◆ TASK TO CARRY OUT ◆
Show only lines that include "text".

>> Start GIVEN DATA

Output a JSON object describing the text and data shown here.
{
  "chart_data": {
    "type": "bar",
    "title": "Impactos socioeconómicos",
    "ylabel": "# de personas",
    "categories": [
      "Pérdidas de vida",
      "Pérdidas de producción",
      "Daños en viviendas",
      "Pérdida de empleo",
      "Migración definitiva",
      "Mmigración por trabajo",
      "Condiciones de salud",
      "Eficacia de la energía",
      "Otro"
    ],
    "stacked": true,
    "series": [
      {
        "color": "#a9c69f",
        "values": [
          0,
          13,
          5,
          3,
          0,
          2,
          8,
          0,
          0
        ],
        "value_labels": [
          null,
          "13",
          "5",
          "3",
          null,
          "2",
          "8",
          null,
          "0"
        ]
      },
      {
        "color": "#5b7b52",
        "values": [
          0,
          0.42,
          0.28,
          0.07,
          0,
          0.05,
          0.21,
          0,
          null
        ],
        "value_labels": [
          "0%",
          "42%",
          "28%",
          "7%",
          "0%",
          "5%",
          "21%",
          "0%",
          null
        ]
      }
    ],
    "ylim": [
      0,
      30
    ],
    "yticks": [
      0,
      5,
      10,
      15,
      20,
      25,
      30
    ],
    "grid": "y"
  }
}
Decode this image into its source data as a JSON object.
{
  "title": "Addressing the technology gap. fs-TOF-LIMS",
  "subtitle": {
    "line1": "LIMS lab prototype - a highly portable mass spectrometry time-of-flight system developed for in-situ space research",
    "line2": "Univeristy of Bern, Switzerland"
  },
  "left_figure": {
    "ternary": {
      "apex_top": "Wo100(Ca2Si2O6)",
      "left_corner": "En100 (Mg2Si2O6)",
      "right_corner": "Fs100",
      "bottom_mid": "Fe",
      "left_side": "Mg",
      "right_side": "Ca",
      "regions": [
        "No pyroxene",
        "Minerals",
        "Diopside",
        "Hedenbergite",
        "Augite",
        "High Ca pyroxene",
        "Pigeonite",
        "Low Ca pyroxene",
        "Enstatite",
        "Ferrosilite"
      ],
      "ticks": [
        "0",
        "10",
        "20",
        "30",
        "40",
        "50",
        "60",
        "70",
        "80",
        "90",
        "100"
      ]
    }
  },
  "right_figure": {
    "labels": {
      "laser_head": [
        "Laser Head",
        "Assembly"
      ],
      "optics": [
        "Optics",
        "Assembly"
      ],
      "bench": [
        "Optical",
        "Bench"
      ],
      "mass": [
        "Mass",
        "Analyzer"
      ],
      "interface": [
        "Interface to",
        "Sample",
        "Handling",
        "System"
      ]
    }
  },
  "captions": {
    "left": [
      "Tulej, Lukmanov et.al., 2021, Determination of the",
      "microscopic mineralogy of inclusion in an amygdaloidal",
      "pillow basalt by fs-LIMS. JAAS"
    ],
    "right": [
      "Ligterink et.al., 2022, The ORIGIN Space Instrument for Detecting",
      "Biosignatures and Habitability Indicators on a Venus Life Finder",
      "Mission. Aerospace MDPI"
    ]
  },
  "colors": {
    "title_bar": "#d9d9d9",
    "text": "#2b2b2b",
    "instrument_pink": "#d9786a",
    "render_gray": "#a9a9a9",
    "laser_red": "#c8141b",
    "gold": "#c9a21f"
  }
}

>> End GIVEN DATA

◆ SOLUTION TO THIS TASK ◆
Output a JSON object describing the text and data shown here.
    "text": "#2b2b2b",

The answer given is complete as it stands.